### [Provided records]
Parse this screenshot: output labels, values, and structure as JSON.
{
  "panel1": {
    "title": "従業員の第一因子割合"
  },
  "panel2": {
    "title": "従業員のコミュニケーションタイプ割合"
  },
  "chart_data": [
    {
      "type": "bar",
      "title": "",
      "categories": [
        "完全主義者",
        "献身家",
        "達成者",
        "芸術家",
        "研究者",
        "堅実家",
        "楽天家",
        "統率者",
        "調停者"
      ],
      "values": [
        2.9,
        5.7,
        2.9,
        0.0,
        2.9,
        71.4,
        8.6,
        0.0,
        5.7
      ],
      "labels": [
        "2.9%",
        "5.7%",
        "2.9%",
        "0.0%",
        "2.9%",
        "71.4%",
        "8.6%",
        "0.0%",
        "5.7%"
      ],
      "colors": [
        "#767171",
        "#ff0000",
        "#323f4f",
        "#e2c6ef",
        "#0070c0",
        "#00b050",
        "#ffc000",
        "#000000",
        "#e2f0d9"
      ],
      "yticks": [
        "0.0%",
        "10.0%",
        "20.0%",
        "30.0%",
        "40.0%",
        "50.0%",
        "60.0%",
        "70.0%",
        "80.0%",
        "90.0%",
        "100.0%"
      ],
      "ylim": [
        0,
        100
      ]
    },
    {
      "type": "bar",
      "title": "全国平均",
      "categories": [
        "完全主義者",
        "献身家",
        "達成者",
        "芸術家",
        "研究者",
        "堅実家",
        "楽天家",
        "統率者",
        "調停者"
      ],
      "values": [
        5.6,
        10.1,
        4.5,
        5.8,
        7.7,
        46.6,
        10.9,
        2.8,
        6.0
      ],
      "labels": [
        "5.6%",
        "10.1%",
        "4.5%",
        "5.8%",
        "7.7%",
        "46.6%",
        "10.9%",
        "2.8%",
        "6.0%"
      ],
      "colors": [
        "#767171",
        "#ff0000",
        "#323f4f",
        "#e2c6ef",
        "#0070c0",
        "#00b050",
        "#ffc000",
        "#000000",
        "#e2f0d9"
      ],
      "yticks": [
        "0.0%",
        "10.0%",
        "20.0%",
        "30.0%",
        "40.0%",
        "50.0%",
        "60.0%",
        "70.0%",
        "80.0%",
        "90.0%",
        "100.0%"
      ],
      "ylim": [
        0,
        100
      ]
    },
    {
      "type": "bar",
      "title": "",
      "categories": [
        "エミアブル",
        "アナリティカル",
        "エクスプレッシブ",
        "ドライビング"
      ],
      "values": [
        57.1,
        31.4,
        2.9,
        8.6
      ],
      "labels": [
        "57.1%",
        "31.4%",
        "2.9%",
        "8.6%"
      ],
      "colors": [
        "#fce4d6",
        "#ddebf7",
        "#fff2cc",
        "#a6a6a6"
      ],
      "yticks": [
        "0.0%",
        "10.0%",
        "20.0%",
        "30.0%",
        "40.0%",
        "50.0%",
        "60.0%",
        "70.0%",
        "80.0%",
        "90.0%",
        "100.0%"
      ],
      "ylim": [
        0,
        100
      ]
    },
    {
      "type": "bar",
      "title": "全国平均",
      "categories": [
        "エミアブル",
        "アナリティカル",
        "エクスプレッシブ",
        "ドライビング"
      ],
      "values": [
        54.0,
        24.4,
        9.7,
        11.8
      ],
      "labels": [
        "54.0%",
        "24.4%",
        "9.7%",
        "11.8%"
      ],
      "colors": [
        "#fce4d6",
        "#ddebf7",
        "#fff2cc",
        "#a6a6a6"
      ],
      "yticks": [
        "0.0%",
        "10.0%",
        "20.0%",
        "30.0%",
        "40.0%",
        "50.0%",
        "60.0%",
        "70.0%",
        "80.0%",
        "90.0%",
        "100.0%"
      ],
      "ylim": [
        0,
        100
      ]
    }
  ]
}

### [Requirement]
Produce an exact copy of all the records.

### [Solution]
Parse this screenshot: output labels, values, and structure as JSON.
{
  "panel1": {
    "title": "従業員の第一因子割合"
  },
  "panel2": {
    "title": "従業員のコミュニケーションタイプ割合"
  },
  "chart_data": [
    {
      "type": "bar",
      "title": "",
      "categories": [
        "完全主義者",
        "献身家",
        "達成者",
        "芸術家",
        "研究者",
        "堅実家",
        "楽天家",
        "統率者",
        "調停者"
      ],
      "values": [
        2.9,
        5.7,
        2.9,
        0.0,
        2.9,
        71.4,
        8.6,
        0.0,
        5.7
      ],
      "labels": [
        "2.9%",
        "5.7%",
        "2.9%",
        "0.0%",
        "2.9%",
        "71.4%",
        "8.6%",
        "0.0%",
        "5.7%"
      ],
      "colors": [
        "#767171",
        "#ff0000",
        "#323f4f",
        "#e2c6ef",
        "#0070c0",
        "#00b050",
        "#ffc000",
        "#000000",
        "#e2f0d9"
      ],
      "yticks": [
        "0.0%",
        "10.0%",
        "20.0%",
        "30.0%",
        "40.0%",
        "50.0%",
        "60.0%",
        "70.0%",
        "80.0%",
        "90.0%",
        "100.0%"
      ],
      "ylim": [
        0,
        100
      ]
    },
    {
      "type": "bar",
      "title": "全国平均",
      "categories": [
        "完全主義者",
        "献身家",
        "達成者",
        "芸術家",
        "研究者",
        "堅実家",
        "楽天家",
        "統率者",
        "調停者"
      ],
      "values": [
        5.6,
        10.1,
        4.5,
        5.8,
        7.7,
        46.6,
        10.9,
        2.8,
        6.0
      ],
      "labels": [
        "5.6%",
        "10.1%",
        "4.5%",
        "5.8%",
        "7.7%",
        "46.6%",
        "10.9%",
        "2.8%",
        "6.0%"
      ],
      "colors": [
        "#767171",
        "#ff0000",
        "#323f4f",
        "#e2c6ef",
        "#0070c0",
        "#00b050",
        "#ffc000",
        "#000000",
        "#e2f0d9"
      ],
      "yticks": [
        "0.0%",
        "10.0%",
        "20.0%",
        "30.0%",
        "40.0%",
        "50.0%",
        "60.0%",
        "70.0%",
        "80.0%",
        "90.0%",
        "100.0%"
      ],
      "ylim": [
        0,
        100
      ]
    },
    {
      "type": "bar",
      "title": "",
      "categories": [
        "エミアブル",
        "アナリティカル",
        "エクスプレッシブ",
        "ドライビング"
      ],
      "values": [
        57.1,
        31.4,
        2.9,
        8.6
      ],
      "labels": [
        "57.1%",
        "31.4%",
        "2.9%",
        "8.6%"
      ],
      "colors": [
        "#fce4d6",
        "#ddebf7",
        "#fff2cc",
        "#a6a6a6"
      ],
      "yticks": [
        "0.0%",
        "10.0%",
        "20.0%",
        "30.0%",
        "40.0%",
        "50.0%",
        "60.0%",
        "70.0%",
        "80.0%",
        "90.0%",
        "100.0%"
      ],
      "ylim": [
        0,
        100
      ]
    },
    {
      "type": "bar",
      "title": "全国平均",
      "categories": [
        "エミアブル",
        "アナリティカル",
        "エクスプレッシブ",
        "ドライビング"
      ],
      "values": [
        54.0,
        24.4,
        9.7,
        11.8
      ],
      "labels": [
        "54.0%",
        "24.4%",
        "9.7%",
        "11.8%"
      ],
      "colors": [
        "#fce4d6",
        "#ddebf7",
        "#fff2cc",
        "#a6a6a6"
      ],
      "yticks": [
        "0.0%",
        "10.0%",
        "20.0%",
        "30.0%",
        "40.0%",
        "50.0%",
        "60.0%",
        "70.0%",
        "80.0%",
        "90.0%",
        "100.0%"
      ],
      "ylim": [
        0,
        100
      ]
    }
  ]
}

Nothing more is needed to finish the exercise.